What the exercise asks:
Only lines with the word "fill" are needed; collect each of them from the listing below.

The data:
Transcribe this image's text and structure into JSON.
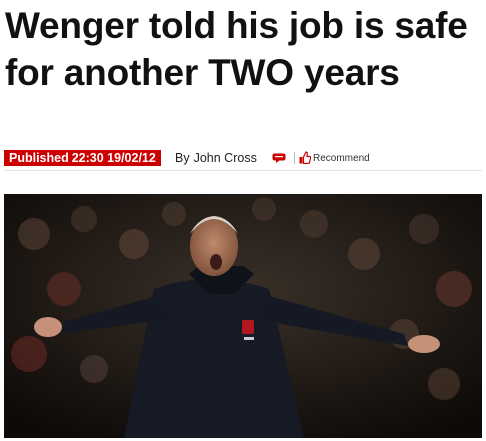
{
  "article": {
    "headline": "Wenger told his job is safe for another TWO years",
    "published_label": "Published",
    "published_time": "22:30 19/02/12",
    "by_label": "By",
    "author": "John Cross",
    "recommend_label": "Recommend"
  },
  "icons": {
    "comment": "comment-bubble-icon",
    "recommend": "thumbs-up-icon"
  },
  "colors": {
    "published_badge": "#cc0000",
    "headline_text": "#111111"
  }
}
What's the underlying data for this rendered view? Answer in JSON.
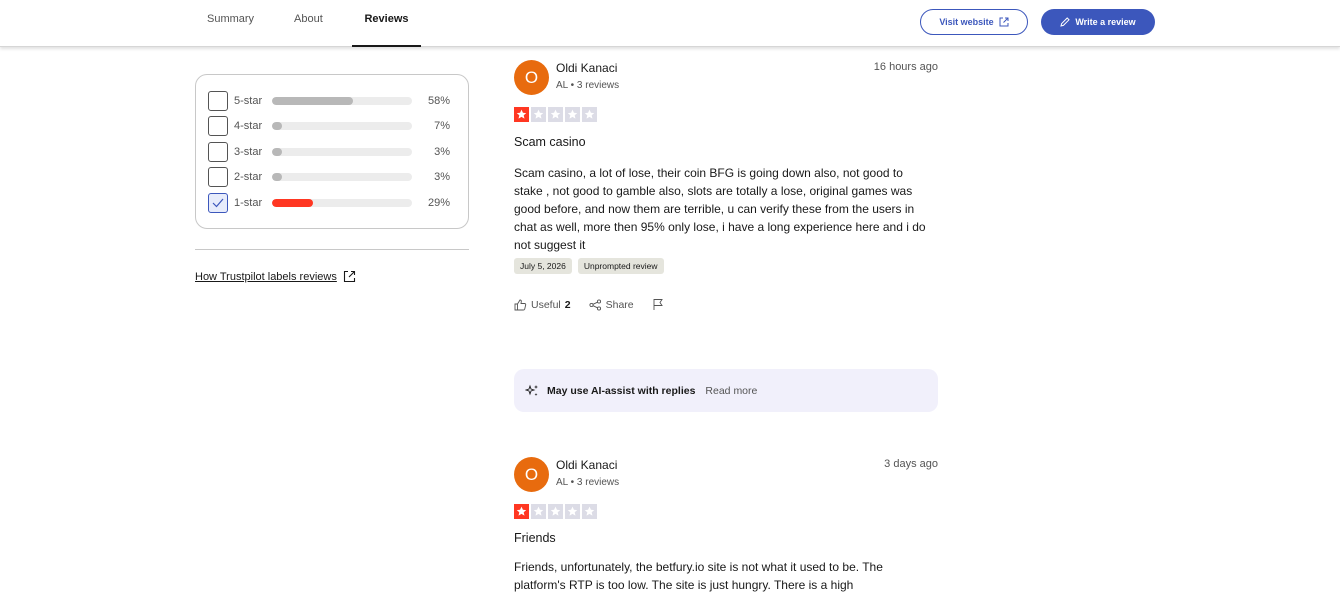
{
  "nav": {
    "tabs": [
      {
        "label": "Summary"
      },
      {
        "label": "About"
      },
      {
        "label": "Reviews"
      }
    ],
    "visit_label": "Visit website",
    "write_label": "Write a review"
  },
  "filter": {
    "rows": [
      {
        "label": "5-star",
        "pct": "58%",
        "fill": 0.58,
        "checked": false
      },
      {
        "label": "4-star",
        "pct": "7%",
        "fill": 0.07,
        "checked": false
      },
      {
        "label": "3-star",
        "pct": "3%",
        "fill": 0.03,
        "checked": false
      },
      {
        "label": "2-star",
        "pct": "3%",
        "fill": 0.03,
        "checked": false
      },
      {
        "label": "1-star",
        "pct": "29%",
        "fill": 0.29,
        "checked": true
      }
    ],
    "labels_link": "How Trustpilot labels reviews"
  },
  "reviews": [
    {
      "avatar_letter": "O",
      "name": "Oldi Kanaci",
      "meta": "AL • 3 reviews",
      "date": "16 hours ago",
      "rating": 1,
      "title": "Scam casino",
      "body": "Scam casino, a lot of lose, their coin BFG is going down also, not good to stake , not good to gamble also, slots are totally a lose, original games was good before, and now them are terrible, u can verify these from the users in chat as well, more then 95% only lose, i have a long experience here and i do not suggest it",
      "tags": [
        "July 5, 2026",
        "Unprompted review"
      ],
      "useful_label": "Useful",
      "useful_count": "2",
      "share_label": "Share"
    },
    {
      "avatar_letter": "O",
      "name": "Oldi Kanaci",
      "meta": "AL • 3 reviews",
      "date": "3 days ago",
      "rating": 1,
      "title": "Friends",
      "body": "Friends, unfortunately, the betfury.io site is not what it used to be. The platform's RTP is too low. The site is just hungry. There is a high"
    }
  ],
  "ai_notice": {
    "text": "May use AI-assist with replies",
    "link": "Read more"
  },
  "colors": {
    "brand_blue": "#3c57bc",
    "star_red": "#ff3722",
    "avatar_orange": "#e86b0e",
    "ai_bg": "#f1f0fb"
  }
}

Answer in full:
        "fill": 0.58,
        "fill": 0.07,
        "fill": 0.03,
        "fill": 0.03,
        "fill": 0.29,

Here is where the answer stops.